▶ _GOAL_
Extract from the listing each line in which the word "label" appears.

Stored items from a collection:
>>

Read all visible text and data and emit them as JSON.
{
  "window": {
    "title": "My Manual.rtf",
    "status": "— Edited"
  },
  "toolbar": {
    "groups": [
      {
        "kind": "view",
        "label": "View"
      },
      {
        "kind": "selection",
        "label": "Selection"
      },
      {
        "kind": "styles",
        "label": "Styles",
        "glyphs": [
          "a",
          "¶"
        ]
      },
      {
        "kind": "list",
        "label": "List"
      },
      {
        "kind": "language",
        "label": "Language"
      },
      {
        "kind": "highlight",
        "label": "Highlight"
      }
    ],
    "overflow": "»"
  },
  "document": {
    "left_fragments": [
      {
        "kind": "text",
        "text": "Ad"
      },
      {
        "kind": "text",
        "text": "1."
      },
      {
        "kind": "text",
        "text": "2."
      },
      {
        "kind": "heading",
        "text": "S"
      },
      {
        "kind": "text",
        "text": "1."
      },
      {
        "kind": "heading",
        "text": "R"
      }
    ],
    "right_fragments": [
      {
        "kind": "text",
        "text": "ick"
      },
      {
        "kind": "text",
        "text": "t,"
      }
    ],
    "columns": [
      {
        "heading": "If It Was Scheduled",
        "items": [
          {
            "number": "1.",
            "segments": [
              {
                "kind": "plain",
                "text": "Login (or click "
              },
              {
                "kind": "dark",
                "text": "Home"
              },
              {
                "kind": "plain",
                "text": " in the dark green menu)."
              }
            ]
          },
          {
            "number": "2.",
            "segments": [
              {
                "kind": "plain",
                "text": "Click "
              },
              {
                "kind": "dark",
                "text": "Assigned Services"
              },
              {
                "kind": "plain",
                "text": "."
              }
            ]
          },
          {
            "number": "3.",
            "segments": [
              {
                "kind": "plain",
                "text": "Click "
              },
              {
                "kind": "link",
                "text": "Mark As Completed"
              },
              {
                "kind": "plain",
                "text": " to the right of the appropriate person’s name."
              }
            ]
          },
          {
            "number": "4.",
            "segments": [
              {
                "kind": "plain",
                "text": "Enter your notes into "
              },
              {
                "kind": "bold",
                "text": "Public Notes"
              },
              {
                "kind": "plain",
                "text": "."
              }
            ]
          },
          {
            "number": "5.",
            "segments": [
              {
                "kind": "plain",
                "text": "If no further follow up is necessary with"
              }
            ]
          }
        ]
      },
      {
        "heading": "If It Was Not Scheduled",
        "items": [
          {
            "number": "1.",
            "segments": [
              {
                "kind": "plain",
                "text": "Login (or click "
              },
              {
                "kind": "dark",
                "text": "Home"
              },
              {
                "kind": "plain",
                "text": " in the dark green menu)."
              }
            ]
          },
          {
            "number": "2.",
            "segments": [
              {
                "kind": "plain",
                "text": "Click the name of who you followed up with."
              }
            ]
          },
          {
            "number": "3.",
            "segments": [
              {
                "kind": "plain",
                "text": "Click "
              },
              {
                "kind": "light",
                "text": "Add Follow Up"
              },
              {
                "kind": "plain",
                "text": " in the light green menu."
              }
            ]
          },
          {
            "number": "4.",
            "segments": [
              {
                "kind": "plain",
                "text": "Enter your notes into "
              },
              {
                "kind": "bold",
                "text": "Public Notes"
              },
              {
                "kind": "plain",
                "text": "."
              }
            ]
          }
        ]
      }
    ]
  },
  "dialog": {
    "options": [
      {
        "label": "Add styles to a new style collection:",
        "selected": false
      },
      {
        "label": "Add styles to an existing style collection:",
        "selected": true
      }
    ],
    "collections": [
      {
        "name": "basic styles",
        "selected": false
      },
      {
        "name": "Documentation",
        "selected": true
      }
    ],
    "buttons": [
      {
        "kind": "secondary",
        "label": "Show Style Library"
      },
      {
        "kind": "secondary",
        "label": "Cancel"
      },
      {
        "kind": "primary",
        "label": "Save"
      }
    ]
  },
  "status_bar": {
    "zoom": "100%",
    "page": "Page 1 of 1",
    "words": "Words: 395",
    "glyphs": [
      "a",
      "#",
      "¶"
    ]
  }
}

<<

▶ _EXERCISE ANSWER_
        "label": "View"
        "label": "Selection"
        "label": "Styles",
        "label": "List"
        "label": "Language"
        "label": "Highlight"
        "label": "Add styles to a new style collection:",
        "label": "Add styles to an existing style collection:",
        "label": "Show Style Library"
        "label": "Cancel"
        "label": "Save"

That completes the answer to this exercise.